Present the following entries again, word for word and in full.

(begin)

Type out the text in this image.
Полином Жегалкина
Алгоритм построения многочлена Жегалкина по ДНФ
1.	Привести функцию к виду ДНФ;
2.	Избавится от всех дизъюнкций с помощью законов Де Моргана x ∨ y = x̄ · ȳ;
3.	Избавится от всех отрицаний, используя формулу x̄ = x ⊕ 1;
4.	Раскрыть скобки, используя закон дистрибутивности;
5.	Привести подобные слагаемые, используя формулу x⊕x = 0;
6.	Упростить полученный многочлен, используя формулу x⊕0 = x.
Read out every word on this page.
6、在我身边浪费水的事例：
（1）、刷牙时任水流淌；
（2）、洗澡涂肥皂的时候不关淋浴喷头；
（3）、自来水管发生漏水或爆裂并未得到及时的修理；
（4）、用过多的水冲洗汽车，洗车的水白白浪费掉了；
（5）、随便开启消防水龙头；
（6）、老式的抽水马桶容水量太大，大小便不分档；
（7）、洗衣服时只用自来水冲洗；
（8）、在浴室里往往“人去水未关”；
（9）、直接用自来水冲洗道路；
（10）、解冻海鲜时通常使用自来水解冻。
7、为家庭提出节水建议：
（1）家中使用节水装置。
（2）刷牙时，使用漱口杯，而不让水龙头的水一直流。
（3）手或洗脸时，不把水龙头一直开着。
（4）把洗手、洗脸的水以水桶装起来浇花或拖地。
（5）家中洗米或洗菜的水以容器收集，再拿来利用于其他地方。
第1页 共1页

(end)

## Answer below
Type out the text in this image.
Полином Жегалкина
Алгоритм построения многочлена Жегалкина по ДНФ
1.	Привести функцию к виду ДНФ;
2.	Избавится от всех дизъюнкций с помощью законов Де Моргана x ∨ y = x̄ · ȳ;
3.	Избавится от всех отрицаний, используя формулу x̄ = x ⊕ 1;
4.	Раскрыть скобки, используя закон дистрибутивности;
5.	Привести подобные слагаемые, используя формулу x⊕x = 0;
6.	Упростить полученный многочлен, используя формулу x⊕0 = x.
Read out every word on this page.
6、在我身边浪费水的事例：
（1）、刷牙时任水流淌；
（2）、洗澡涂肥皂的时候不关淋浴喷头；
（3）、自来水管发生漏水或爆裂并未得到及时的修理；
（4）、用过多的水冲洗汽车，洗车的水白白浪费掉了；
（5）、随便开启消防水龙头；
（6）、老式的抽水马桶容水量太大，大小便不分档；
（7）、洗衣服时只用自来水冲洗；
（8）、在浴室里往往“人去水未关”；
（9）、直接用自来水冲洗道路；
（10）、解冻海鲜时通常使用自来水解冻。
7、为家庭提出节水建议：
（1）家中使用节水装置。
（2）刷牙时，使用漱口杯，而不让水龙头的水一直流。
（3）手或洗脸时，不把水龙头一直开着。
（4）把洗手、洗脸的水以水桶装起来浇花或拖地。
（5）家中洗米或洗菜的水以容器收集，再拿来利用于其他地方。
第1页 共1页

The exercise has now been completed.